THE TASK:
All entries below are to be set down again, identical to the source.
_ _ _ _
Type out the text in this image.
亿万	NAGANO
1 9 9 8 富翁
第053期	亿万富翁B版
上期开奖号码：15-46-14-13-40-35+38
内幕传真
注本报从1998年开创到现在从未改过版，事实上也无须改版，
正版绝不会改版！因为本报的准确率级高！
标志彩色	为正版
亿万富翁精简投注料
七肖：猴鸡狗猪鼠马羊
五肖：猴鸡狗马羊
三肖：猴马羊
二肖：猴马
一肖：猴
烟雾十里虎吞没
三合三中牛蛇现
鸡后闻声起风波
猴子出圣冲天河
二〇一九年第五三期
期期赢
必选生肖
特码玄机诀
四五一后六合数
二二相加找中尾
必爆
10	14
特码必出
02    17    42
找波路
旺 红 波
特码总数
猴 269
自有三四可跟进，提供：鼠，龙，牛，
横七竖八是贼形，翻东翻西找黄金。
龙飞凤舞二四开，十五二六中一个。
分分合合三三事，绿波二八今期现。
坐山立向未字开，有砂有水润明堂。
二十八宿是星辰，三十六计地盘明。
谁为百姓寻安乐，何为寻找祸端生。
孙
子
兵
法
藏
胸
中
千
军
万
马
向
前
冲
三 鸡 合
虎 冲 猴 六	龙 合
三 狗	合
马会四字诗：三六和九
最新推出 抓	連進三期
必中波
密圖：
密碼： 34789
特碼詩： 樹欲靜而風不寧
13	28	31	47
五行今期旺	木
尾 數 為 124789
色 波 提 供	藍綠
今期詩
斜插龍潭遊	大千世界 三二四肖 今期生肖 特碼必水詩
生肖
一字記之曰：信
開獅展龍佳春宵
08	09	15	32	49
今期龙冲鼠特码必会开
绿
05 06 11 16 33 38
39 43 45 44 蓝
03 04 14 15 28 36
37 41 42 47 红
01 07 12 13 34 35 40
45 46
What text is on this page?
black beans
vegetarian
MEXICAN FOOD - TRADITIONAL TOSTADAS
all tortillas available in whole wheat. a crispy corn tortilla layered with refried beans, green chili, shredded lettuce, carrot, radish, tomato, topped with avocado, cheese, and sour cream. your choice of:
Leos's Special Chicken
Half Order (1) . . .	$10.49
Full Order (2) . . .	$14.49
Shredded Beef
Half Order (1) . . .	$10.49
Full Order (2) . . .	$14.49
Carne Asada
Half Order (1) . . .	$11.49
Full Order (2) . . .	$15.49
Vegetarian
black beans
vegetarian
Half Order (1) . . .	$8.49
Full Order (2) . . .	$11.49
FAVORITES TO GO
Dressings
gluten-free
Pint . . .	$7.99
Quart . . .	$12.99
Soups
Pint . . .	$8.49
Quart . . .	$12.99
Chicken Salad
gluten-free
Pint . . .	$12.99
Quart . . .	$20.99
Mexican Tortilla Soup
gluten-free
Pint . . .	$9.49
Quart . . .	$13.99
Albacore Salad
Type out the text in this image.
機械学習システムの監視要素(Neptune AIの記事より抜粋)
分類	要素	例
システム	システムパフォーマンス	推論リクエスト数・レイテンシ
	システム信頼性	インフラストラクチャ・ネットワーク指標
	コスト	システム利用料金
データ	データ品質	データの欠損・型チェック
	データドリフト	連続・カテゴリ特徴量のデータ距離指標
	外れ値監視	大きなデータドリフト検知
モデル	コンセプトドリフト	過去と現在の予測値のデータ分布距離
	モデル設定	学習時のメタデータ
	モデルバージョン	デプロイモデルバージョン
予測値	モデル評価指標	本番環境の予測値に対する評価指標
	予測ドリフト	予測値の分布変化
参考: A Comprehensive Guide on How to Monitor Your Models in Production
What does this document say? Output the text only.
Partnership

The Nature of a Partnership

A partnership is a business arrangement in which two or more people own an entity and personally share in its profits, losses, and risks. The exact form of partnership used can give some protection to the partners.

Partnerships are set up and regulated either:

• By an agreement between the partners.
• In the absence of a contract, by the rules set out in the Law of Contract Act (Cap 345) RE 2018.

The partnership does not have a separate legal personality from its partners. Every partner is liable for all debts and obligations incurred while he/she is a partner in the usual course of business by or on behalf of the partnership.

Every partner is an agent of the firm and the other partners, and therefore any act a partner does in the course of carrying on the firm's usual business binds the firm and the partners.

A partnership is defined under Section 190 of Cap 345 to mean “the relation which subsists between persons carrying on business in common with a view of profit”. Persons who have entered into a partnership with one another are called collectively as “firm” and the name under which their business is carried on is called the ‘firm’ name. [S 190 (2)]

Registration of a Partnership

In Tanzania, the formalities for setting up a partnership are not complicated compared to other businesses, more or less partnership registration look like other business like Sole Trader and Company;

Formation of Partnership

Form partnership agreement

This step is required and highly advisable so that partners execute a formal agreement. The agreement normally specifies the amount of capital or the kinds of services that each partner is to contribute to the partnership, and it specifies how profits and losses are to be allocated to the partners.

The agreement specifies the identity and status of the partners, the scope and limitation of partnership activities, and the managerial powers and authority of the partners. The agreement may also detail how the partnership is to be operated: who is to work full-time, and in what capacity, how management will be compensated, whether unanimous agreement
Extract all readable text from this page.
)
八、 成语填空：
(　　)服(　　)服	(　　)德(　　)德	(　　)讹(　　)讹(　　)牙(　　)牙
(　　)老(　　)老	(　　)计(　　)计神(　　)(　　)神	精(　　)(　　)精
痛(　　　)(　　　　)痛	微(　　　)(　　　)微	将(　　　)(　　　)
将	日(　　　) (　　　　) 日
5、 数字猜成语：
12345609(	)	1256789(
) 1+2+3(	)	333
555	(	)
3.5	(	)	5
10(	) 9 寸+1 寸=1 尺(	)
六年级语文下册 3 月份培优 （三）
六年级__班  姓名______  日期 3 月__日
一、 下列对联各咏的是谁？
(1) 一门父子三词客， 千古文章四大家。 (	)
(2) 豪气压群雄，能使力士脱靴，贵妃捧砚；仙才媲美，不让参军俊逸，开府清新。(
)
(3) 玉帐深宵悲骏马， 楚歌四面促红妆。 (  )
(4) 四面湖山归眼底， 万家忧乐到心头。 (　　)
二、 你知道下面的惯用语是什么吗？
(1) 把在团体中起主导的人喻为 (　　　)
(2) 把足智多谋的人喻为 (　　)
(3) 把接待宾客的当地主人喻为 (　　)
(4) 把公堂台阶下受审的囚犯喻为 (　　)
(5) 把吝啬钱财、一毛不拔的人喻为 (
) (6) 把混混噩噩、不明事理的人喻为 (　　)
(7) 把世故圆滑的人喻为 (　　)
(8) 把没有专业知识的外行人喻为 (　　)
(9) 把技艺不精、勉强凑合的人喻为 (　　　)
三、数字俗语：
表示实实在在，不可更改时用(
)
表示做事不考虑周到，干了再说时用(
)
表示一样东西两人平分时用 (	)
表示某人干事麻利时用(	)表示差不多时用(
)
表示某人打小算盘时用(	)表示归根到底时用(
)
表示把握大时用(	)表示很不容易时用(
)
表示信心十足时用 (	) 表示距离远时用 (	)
_ _ _ _
WRITTEN ANSWER:
Type out the text in this image.
亿万	NAGANO
1 9 9 8 富翁
第053期	亿万富翁B版
上期开奖号码：15-46-14-13-40-35+38
内幕传真
注本报从1998年开创到现在从未改过版，事实上也无须改版，
正版绝不会改版！因为本报的准确率级高！
标志彩色	为正版
亿万富翁精简投注料
七肖：猴鸡狗猪鼠马羊
五肖：猴鸡狗马羊
三肖：猴马羊
二肖：猴马
一肖：猴
烟雾十里虎吞没
三合三中牛蛇现
鸡后闻声起风波
猴子出圣冲天河
二〇一九年第五三期
期期赢
必选生肖
特码玄机诀
四五一后六合数
二二相加找中尾
必爆
10	14
特码必出
02    17    42
找波路
旺 红 波
特码总数
猴 269
自有三四可跟进，提供：鼠，龙，牛，
横七竖八是贼形，翻东翻西找黄金。
龙飞凤舞二四开，十五二六中一个。
分分合合三三事，绿波二八今期现。
坐山立向未字开，有砂有水润明堂。
二十八宿是星辰，三十六计地盘明。
谁为百姓寻安乐，何为寻找祸端生。
孙
子
兵
法
藏
胸
中
千
军
万
马
向
前
冲
三 鸡 合
虎 冲 猴 六	龙 合
三 狗	合
马会四字诗：三六和九
最新推出 抓	連進三期
必中波
密圖：
密碼： 34789
特碼詩： 樹欲靜而風不寧
13	28	31	47
五行今期旺	木
尾 數 為 124789
色 波 提 供	藍綠
今期詩
斜插龍潭遊	大千世界 三二四肖 今期生肖 特碼必水詩
生肖
一字記之曰：信
開獅展龍佳春宵
08	09	15	32	49
今期龙冲鼠特码必会开
绿
05 06 11 16 33 38
39 43 45 44 蓝
03 04 14 15 28 36
37 41 42 47 红
01 07 12 13 34 35 40
45 46
What text is on this page?
black beans
vegetarian
MEXICAN FOOD - TRADITIONAL TOSTADAS
all tortillas available in whole wheat. a crispy corn tortilla layered with refried beans, green chili, shredded lettuce, carrot, radish, tomato, topped with avocado, cheese, and sour cream. your choice of:
Leos's Special Chicken
Half Order (1) . . .	$10.49
Full Order (2) . . .	$14.49
Shredded Beef
Half Order (1) . . .	$10.49
Full Order (2) . . .	$14.49
Carne Asada
Half Order (1) . . .	$11.49
Full Order (2) . . .	$15.49
Vegetarian
black beans
vegetarian
Half Order (1) . . .	$8.49
Full Order (2) . . .	$11.49
FAVORITES TO GO
Dressings
gluten-free
Pint . . .	$7.99
Quart . . .	$12.99
Soups
Pint . . .	$8.49
Quart . . .	$12.99
Chicken Salad
gluten-free
Pint . . .	$12.99
Quart . . .	$20.99
Mexican Tortilla Soup
gluten-free
Pint . . .	$9.49
Quart . . .	$13.99
Albacore Salad
Type out the text in this image.
機械学習システムの監視要素(Neptune AIの記事より抜粋)
分類	要素	例
システム	システムパフォーマンス	推論リクエスト数・レイテンシ
	システム信頼性	インフラストラクチャ・ネットワーク指標
	コスト	システム利用料金
データ	データ品質	データの欠損・型チェック
	データドリフト	連続・カテゴリ特徴量のデータ距離指標
	外れ値監視	大きなデータドリフト検知
モデル	コンセプトドリフト	過去と現在の予測値のデータ分布距離
	モデル設定	学習時のメタデータ
	モデルバージョン	デプロイモデルバージョン
予測値	モデル評価指標	本番環境の予測値に対する評価指標
	予測ドリフト	予測値の分布変化
参考: A Comprehensive Guide on How to Monitor Your Models in Production
What does this document say? Output the text only.
Partnership

The Nature of a Partnership

A partnership is a business arrangement in which two or more people own an entity and personally share in its profits, losses, and risks. The exact form of partnership used can give some protection to the partners.

Partnerships are set up and regulated either:

• By an agreement between the partners.
• In the absence of a contract, by the rules set out in the Law of Contract Act (Cap 345) RE 2018.

The partnership does not have a separate legal personality from its partners. Every partner is liable for all debts and obligations incurred while he/she is a partner in the usual course of business by or on behalf of the partnership.

Every partner is an agent of the firm and the other partners, and therefore any act a partner does in the course of carrying on the firm's usual business binds the firm and the partners.

A partnership is defined under Section 190 of Cap 345 to mean “the relation which subsists between persons carrying on business in common with a view of profit”. Persons who have entered into a partnership with one another are called collectively as “firm” and the name under which their business is carried on is called the ‘firm’ name. [S 190 (2)]

Registration of a Partnership

In Tanzania, the formalities for setting up a partnership are not complicated compared to other businesses, more or less partnership registration look like other business like Sole Trader and Company;

Formation of Partnership

Form partnership agreement

This step is required and highly advisable so that partners execute a formal agreement. The agreement normally specifies the amount of capital or the kinds of services that each partner is to contribute to the partnership, and it specifies how profits and losses are to be allocated to the partners.

The agreement specifies the identity and status of the partners, the scope and limitation of partnership activities, and the managerial powers and authority of the partners. The agreement may also detail how the partnership is to be operated: who is to work full-time, and in what capacity, how management will be compensated, whether unanimous agreement
Extract all readable text from this page.
)
八、 成语填空：
(　　)服(　　)服	(　　)德(　　)德	(　　)讹(　　)讹(　　)牙(　　)牙
(　　)老(　　)老	(　　)计(　　)计神(　　)(　　)神	精(　　)(　　)精
痛(　　　)(　　　　)痛	微(　　　)(　　　)微	将(　　　)(　　　)
将	日(　　　) (　　　　) 日
5、 数字猜成语：
12345609(	)	1256789(
) 1+2+3(	)	333
555	(	)
3.5	(	)	5
10(	) 9 寸+1 寸=1 尺(	)
六年级语文下册 3 月份培优 （三）
六年级__班  姓名______  日期 3 月__日
一、 下列对联各咏的是谁？
(1) 一门父子三词客， 千古文章四大家。 (	)
(2) 豪气压群雄，能使力士脱靴，贵妃捧砚；仙才媲美，不让参军俊逸，开府清新。(
)
(3) 玉帐深宵悲骏马， 楚歌四面促红妆。 (  )
(4) 四面湖山归眼底， 万家忧乐到心头。 (　　)
二、 你知道下面的惯用语是什么吗？
(1) 把在团体中起主导的人喻为 (　　　)
(2) 把足智多谋的人喻为 (　　)
(3) 把接待宾客的当地主人喻为 (　　)
(4) 把公堂台阶下受审的囚犯喻为 (　　)
(5) 把吝啬钱财、一毛不拔的人喻为 (
) (6) 把混混噩噩、不明事理的人喻为 (　　)
(7) 把世故圆滑的人喻为 (　　)
(8) 把没有专业知识的外行人喻为 (　　)
(9) 把技艺不精、勉强凑合的人喻为 (　　　)
三、数字俗语：
表示实实在在，不可更改时用(
)
表示做事不考虑周到，干了再说时用(
)
表示一样东西两人平分时用 (	)
表示某人干事麻利时用(	)表示差不多时用(
)
表示某人打小算盘时用(	)表示归根到底时用(
)
表示把握大时用(	)表示很不容易时用(
)
表示信心十足时用 (	) 表示距离远时用 (	)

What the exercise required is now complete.